_GIVEN TASK:_ Are you able to retype all the records below exactly?

_RECORDS PROVIDED:_
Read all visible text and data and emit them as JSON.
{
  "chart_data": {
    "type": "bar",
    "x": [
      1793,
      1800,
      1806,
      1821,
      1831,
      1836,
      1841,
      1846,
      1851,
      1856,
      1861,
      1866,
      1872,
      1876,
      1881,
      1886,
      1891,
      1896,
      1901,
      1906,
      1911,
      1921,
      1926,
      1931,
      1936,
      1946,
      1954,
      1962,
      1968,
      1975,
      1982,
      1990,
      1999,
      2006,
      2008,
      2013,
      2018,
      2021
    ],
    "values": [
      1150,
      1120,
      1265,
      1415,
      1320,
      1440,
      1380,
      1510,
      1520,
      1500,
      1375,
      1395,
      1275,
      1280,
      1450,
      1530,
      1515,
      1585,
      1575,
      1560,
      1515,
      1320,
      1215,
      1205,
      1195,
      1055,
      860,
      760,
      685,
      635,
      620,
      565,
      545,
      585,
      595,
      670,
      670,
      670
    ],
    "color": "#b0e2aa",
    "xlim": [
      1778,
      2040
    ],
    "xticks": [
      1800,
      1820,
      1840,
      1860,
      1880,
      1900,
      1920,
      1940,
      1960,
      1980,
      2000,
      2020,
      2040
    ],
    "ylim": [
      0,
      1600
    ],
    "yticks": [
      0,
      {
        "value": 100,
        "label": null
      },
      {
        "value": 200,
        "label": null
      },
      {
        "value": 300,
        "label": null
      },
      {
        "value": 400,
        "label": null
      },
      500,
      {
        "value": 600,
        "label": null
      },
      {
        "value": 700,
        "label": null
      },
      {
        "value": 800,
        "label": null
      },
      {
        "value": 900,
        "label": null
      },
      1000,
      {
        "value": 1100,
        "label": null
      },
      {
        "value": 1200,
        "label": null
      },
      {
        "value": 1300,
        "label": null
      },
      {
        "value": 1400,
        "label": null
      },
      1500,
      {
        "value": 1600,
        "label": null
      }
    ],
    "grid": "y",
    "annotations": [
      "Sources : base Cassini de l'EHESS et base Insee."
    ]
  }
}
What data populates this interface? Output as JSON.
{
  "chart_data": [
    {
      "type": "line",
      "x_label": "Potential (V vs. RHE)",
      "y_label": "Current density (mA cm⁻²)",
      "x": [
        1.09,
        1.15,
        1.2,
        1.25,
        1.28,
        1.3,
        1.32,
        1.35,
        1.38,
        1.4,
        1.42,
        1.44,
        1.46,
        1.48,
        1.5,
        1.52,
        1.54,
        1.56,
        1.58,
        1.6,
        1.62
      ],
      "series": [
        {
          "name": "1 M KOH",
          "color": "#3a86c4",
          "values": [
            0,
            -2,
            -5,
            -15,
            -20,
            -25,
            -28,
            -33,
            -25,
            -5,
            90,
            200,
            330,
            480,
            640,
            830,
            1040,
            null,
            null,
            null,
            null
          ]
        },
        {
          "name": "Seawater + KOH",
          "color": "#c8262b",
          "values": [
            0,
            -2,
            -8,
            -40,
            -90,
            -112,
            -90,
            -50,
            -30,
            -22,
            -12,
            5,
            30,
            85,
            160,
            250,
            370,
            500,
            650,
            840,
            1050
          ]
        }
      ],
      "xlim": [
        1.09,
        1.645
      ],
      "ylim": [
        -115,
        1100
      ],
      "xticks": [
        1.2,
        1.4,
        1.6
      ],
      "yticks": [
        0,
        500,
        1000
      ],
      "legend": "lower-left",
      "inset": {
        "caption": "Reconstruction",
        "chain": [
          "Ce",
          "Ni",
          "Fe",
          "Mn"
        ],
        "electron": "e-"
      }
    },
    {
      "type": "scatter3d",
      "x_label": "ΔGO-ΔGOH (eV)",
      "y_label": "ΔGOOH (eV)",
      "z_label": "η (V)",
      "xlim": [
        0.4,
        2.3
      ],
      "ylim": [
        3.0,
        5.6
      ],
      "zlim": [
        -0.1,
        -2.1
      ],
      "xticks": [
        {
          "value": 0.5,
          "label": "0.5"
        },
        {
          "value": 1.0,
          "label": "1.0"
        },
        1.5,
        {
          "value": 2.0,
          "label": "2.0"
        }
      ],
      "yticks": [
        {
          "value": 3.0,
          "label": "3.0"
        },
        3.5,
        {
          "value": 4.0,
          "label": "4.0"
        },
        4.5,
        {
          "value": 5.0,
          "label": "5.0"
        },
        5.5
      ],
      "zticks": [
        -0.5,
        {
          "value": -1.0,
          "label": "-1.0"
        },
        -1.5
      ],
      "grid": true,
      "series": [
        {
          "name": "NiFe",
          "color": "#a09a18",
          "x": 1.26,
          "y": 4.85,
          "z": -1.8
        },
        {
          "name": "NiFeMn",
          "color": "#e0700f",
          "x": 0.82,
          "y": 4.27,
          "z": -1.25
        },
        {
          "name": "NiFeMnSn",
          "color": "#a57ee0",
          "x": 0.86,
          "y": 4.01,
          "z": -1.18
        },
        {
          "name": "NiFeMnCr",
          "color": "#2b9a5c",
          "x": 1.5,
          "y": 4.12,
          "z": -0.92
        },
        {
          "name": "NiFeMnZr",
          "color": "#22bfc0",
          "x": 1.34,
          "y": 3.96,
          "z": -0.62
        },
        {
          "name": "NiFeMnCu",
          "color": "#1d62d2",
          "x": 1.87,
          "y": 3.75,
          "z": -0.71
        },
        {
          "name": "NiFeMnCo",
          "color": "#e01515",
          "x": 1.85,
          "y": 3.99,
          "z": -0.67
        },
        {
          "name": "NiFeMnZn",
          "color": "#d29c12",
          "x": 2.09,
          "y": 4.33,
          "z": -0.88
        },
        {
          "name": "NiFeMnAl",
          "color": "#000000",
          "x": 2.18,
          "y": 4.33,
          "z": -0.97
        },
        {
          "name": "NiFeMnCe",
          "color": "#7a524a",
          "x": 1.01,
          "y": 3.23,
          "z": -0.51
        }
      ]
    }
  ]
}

_TASK OUTPUT:_
Read all visible text and data and emit them as JSON.
{
  "chart_data": {
    "type": "bar",
    "x": [
      1793,
      1800,
      1806,
      1821,
      1831,
      1836,
      1841,
      1846,
      1851,
      1856,
      1861,
      1866,
      1872,
      1876,
      1881,
      1886,
      1891,
      1896,
      1901,
      1906,
      1911,
      1921,
      1926,
      1931,
      1936,
      1946,
      1954,
      1962,
      1968,
      1975,
      1982,
      1990,
      1999,
      2006,
      2008,
      2013,
      2018,
      2021
    ],
    "values": [
      1150,
      1120,
      1265,
      1415,
      1320,
      1440,
      1380,
      1510,
      1520,
      1500,
      1375,
      1395,
      1275,
      1280,
      1450,
      1530,
      1515,
      1585,
      1575,
      1560,
      1515,
      1320,
      1215,
      1205,
      1195,
      1055,
      860,
      760,
      685,
      635,
      620,
      565,
      545,
      585,
      595,
      670,
      670,
      670
    ],
    "color": "#b0e2aa",
    "xlim": [
      1778,
      2040
    ],
    "xticks": [
      1800,
      1820,
      1840,
      1860,
      1880,
      1900,
      1920,
      1940,
      1960,
      1980,
      2000,
      2020,
      2040
    ],
    "ylim": [
      0,
      1600
    ],
    "yticks": [
      0,
      {
        "value": 100,
        "label": null
      },
      {
        "value": 200,
        "label": null
      },
      {
        "value": 300,
        "label": null
      },
      {
        "value": 400,
        "label": null
      },
      500,
      {
        "value": 600,
        "label": null
      },
      {
        "value": 700,
        "label": null
      },
      {
        "value": 800,
        "label": null
      },
      {
        "value": 900,
        "label": null
      },
      1000,
      {
        "value": 1100,
        "label": null
      },
      {
        "value": 1200,
        "label": null
      },
      {
        "value": 1300,
        "label": null
      },
      {
        "value": 1400,
        "label": null
      },
      1500,
      {
        "value": 1600,
        "label": null
      }
    ],
    "grid": "y",
    "annotations": [
      "Sources : base Cassini de l'EHESS et base Insee."
    ]
  }
}
What data populates this interface? Output as JSON.
{
  "chart_data": [
    {
      "type": "line",
      "x_label": "Potential (V vs. RHE)",
      "y_label": "Current density (mA cm⁻²)",
      "x": [
        1.09,
        1.15,
        1.2,
        1.25,
        1.28,
        1.3,
        1.32,
        1.35,
        1.38,
        1.4,
        1.42,
        1.44,
        1.46,
        1.48,
        1.5,
        1.52,
        1.54,
        1.56,
        1.58,
        1.6,
        1.62
      ],
      "series": [
        {
          "name": "1 M KOH",
          "color": "#3a86c4",
          "values": [
            0,
            -2,
            -5,
            -15,
            -20,
            -25,
            -28,
            -33,
            -25,
            -5,
            90,
            200,
            330,
            480,
            640,
            830,
            1040,
            null,
            null,
            null,
            null
          ]
        },
        {
          "name": "Seawater + KOH",
          "color": "#c8262b",
          "values": [
            0,
            -2,
            -8,
            -40,
            -90,
            -112,
            -90,
            -50,
            -30,
            -22,
            -12,
            5,
            30,
            85,
            160,
            250,
            370,
            500,
            650,
            840,
            1050
          ]
        }
      ],
      "xlim": [
        1.09,
        1.645
      ],
      "ylim": [
        -115,
        1100
      ],
      "xticks": [
        1.2,
        1.4,
        1.6
      ],
      "yticks": [
        0,
        500,
        1000
      ],
      "legend": "lower-left",
      "inset": {
        "caption": "Reconstruction",
        "chain": [
          "Ce",
          "Ni",
          "Fe",
          "Mn"
        ],
        "electron": "e-"
      }
    },
    {
      "type": "scatter3d",
      "x_label": "ΔGO-ΔGOH (eV)",
      "y_label": "ΔGOOH (eV)",
      "z_label": "η (V)",
      "xlim": [
        0.4,
        2.3
      ],
      "ylim": [
        3.0,
        5.6
      ],
      "zlim": [
        -0.1,
        -2.1
      ],
      "xticks": [
        {
          "value": 0.5,
          "label": "0.5"
        },
        {
          "value": 1.0,
          "label": "1.0"
        },
        1.5,
        {
          "value": 2.0,
          "label": "2.0"
        }
      ],
      "yticks": [
        {
          "value": 3.0,
          "label": "3.0"
        },
        3.5,
        {
          "value": 4.0,
          "label": "4.0"
        },
        4.5,
        {
          "value": 5.0,
          "label": "5.0"
        },
        5.5
      ],
      "zticks": [
        -0.5,
        {
          "value": -1.0,
          "label": "-1.0"
        },
        -1.5
      ],
      "grid": true,
      "series": [
        {
          "name": "NiFe",
          "color": "#a09a18",
          "x": 1.26,
          "y": 4.85,
          "z": -1.8
        },
        {
          "name": "NiFeMn",
          "color": "#e0700f",
          "x": 0.82,
          "y": 4.27,
          "z": -1.25
        },
        {
          "name": "NiFeMnSn",
          "color": "#a57ee0",
          "x": 0.86,
          "y": 4.01,
          "z": -1.18
        },
        {
          "name": "NiFeMnCr",
          "color": "#2b9a5c",
          "x": 1.5,
          "y": 4.12,
          "z": -0.92
        },
        {
          "name": "NiFeMnZr",
          "color": "#22bfc0",
          "x": 1.34,
          "y": 3.96,
          "z": -0.62
        },
        {
          "name": "NiFeMnCu",
          "color": "#1d62d2",
          "x": 1.87,
          "y": 3.75,
          "z": -0.71
        },
        {
          "name": "NiFeMnCo",
          "color": "#e01515",
          "x": 1.85,
          "y": 3.99,
          "z": -0.67
        },
        {
          "name": "NiFeMnZn",
          "color": "#d29c12",
          "x": 2.09,
          "y": 4.33,
          "z": -0.88
        },
        {
          "name": "NiFeMnAl",
          "color": "#000000",
          "x": 2.18,
          "y": 4.33,
          "z": -0.97
        },
        {
          "name": "NiFeMnCe",
          "color": "#7a524a",
          "x": 1.01,
          "y": 3.23,
          "z": -0.51
        }
      ]
    }
  ]
}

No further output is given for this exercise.